* Instructions to follow: Where a line holds the word "horizontal", copy that line.

>> start Provided data

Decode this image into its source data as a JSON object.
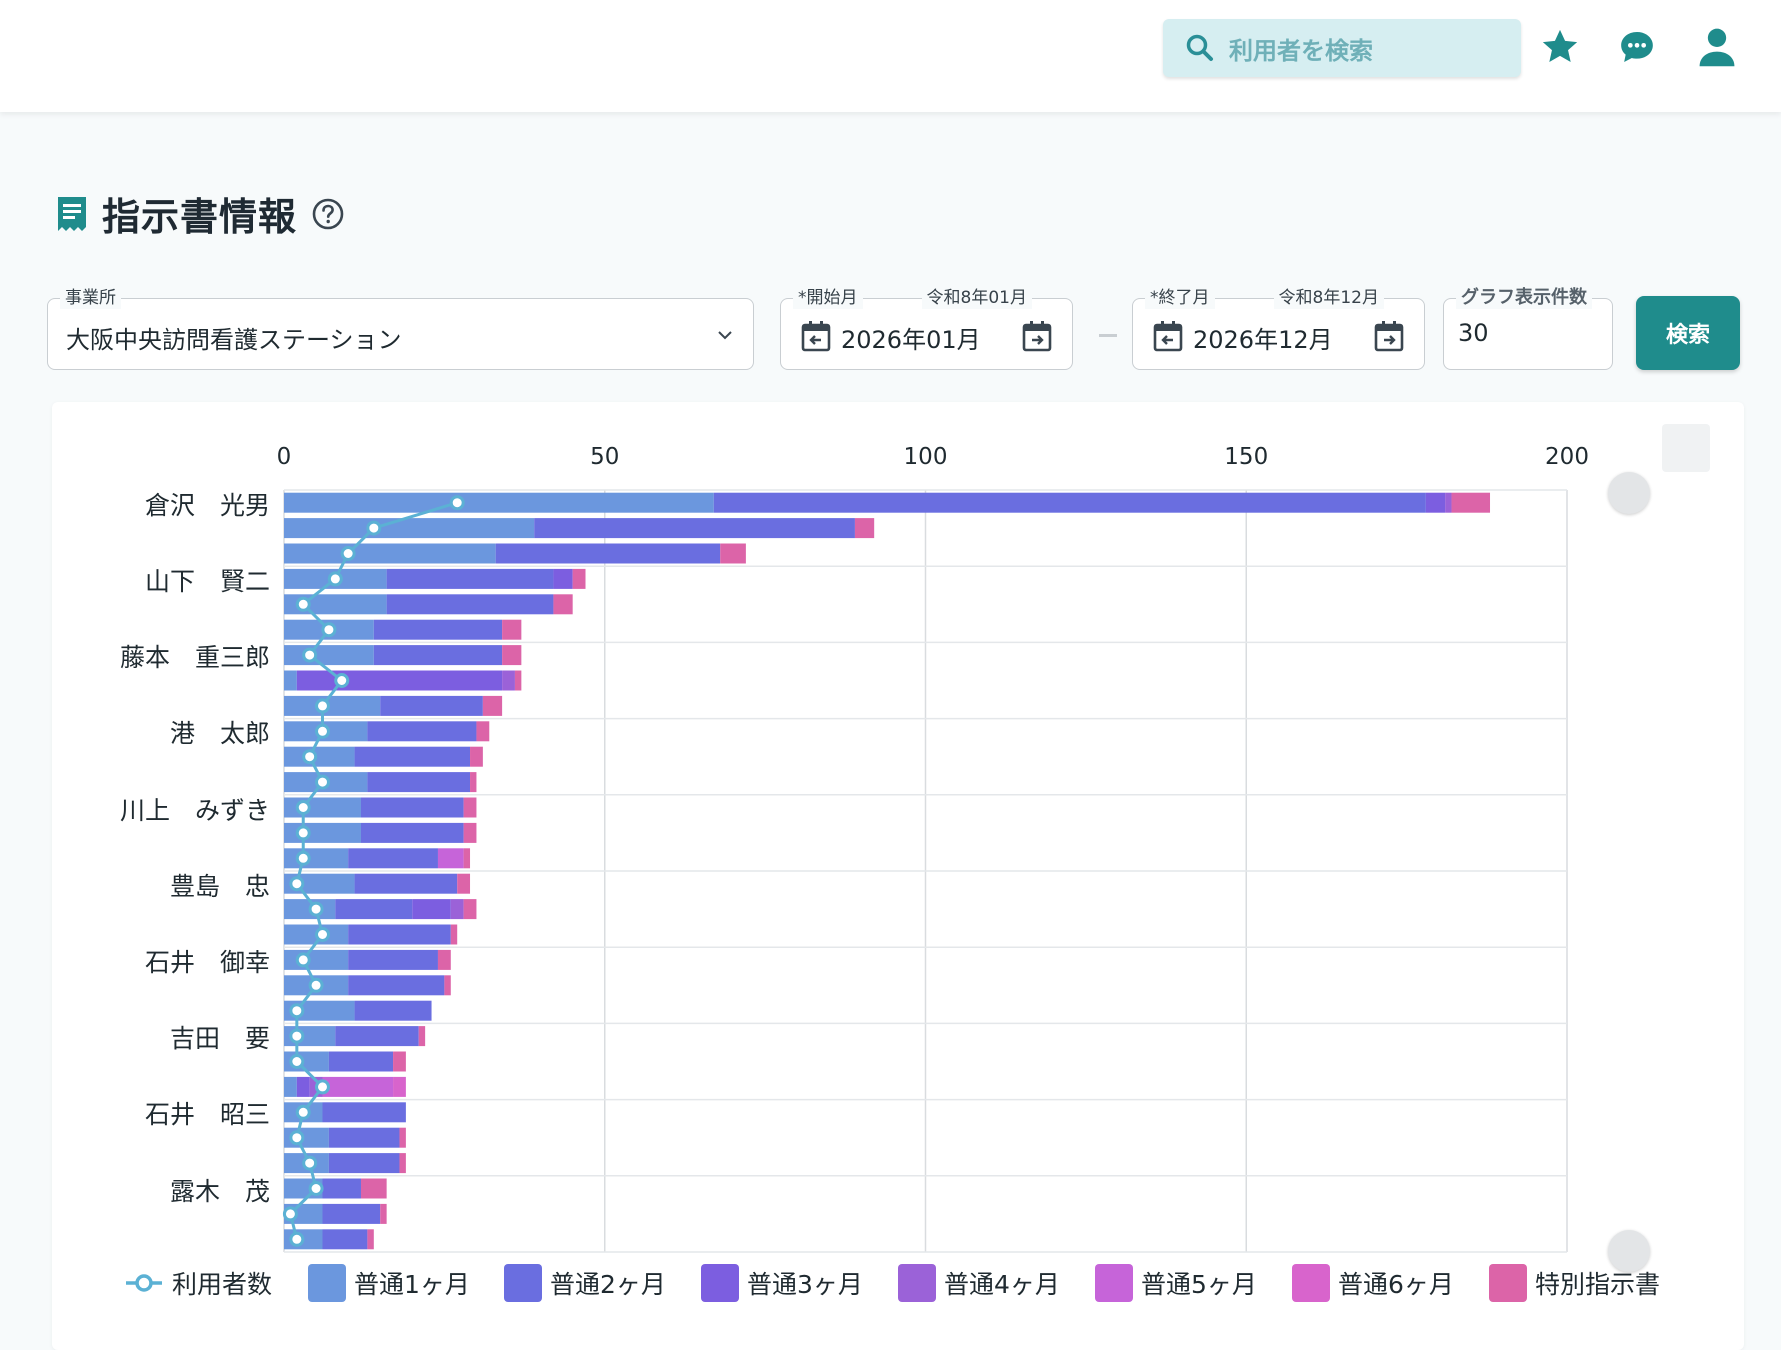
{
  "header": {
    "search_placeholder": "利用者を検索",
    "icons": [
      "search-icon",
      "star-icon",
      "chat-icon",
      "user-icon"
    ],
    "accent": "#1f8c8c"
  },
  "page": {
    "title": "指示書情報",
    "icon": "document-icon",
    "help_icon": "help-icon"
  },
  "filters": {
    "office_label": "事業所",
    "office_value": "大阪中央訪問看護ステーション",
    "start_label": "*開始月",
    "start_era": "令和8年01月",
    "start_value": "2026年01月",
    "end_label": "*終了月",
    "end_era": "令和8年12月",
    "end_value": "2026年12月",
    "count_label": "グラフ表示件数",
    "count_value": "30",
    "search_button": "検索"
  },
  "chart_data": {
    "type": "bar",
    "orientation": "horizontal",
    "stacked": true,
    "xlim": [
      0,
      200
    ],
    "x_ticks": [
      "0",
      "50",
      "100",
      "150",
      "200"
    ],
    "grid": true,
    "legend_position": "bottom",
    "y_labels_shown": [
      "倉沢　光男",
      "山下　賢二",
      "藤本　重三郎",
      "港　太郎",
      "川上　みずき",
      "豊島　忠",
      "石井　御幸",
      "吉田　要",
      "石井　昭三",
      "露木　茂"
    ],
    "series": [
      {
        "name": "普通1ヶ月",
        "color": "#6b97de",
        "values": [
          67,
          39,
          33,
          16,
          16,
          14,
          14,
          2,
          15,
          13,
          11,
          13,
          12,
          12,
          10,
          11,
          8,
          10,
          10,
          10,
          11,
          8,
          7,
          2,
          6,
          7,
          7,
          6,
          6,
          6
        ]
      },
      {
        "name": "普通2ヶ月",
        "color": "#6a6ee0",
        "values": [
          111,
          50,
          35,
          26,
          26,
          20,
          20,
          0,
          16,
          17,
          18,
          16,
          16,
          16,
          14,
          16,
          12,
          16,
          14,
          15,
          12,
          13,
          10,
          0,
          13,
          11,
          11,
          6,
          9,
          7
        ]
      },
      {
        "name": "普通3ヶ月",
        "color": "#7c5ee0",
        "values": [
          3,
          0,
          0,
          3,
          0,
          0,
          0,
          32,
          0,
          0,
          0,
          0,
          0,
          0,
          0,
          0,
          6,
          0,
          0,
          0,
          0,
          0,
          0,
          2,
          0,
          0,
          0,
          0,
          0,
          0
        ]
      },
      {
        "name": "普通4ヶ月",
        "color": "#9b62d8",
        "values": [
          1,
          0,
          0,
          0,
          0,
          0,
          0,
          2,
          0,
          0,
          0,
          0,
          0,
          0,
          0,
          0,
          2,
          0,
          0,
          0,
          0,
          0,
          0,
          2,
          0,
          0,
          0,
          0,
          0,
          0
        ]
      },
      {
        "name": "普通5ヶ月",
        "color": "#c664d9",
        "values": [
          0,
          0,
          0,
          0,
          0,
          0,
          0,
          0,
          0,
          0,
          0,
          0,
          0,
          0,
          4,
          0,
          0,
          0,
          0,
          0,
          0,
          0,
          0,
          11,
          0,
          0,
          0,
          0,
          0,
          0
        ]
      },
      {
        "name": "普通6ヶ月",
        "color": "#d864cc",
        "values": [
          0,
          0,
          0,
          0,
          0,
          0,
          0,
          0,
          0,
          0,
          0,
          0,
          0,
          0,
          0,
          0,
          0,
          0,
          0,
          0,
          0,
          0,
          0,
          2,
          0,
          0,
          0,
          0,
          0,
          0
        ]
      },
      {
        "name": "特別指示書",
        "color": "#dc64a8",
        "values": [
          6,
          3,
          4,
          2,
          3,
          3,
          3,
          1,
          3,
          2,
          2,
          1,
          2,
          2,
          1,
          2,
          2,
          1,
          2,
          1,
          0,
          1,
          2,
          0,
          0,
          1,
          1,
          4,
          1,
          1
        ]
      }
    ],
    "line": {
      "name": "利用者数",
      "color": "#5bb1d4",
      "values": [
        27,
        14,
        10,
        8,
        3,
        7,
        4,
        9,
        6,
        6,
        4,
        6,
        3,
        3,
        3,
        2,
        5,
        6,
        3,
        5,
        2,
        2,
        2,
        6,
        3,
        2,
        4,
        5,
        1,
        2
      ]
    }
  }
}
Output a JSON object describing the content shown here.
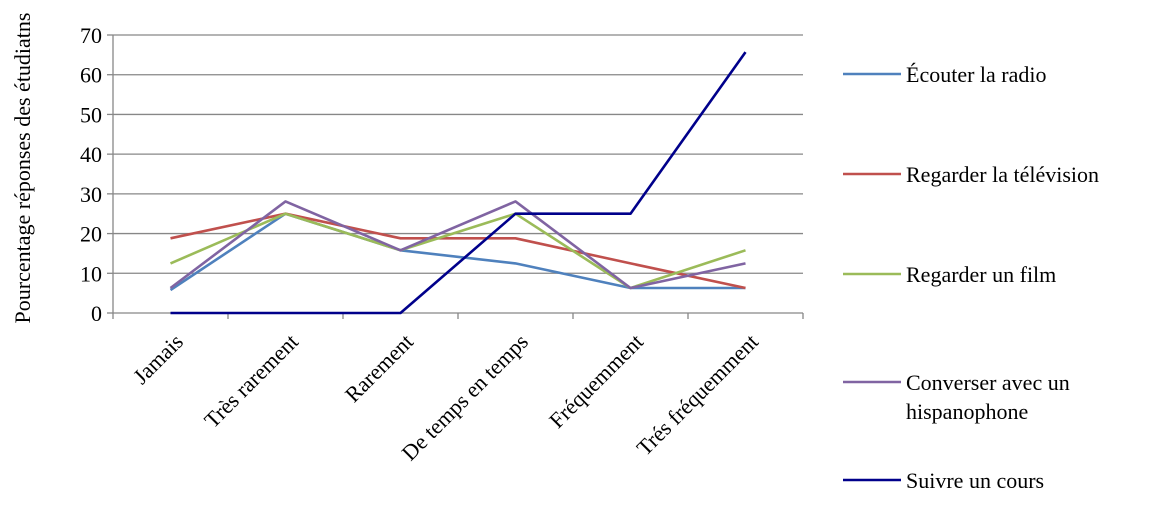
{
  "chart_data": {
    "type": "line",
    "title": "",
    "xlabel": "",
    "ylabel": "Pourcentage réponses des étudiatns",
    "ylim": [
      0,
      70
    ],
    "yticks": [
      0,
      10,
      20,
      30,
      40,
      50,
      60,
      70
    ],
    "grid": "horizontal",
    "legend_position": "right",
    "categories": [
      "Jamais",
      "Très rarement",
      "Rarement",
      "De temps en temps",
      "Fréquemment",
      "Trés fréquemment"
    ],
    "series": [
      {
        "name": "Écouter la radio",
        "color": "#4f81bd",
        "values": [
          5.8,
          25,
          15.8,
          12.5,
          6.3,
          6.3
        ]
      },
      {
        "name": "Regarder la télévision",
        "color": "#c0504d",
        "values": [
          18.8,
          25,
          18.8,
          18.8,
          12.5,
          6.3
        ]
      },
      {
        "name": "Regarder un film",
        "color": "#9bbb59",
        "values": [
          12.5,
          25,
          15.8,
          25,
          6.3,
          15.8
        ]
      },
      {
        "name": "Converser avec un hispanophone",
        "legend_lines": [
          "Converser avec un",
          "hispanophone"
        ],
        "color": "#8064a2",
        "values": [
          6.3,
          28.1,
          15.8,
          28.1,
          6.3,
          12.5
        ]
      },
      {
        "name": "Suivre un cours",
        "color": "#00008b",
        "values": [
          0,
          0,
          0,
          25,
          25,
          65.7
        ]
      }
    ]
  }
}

>> end Provided data

* Exercise output:
    "orientation": "horizontal",
    "grid": "horizontal",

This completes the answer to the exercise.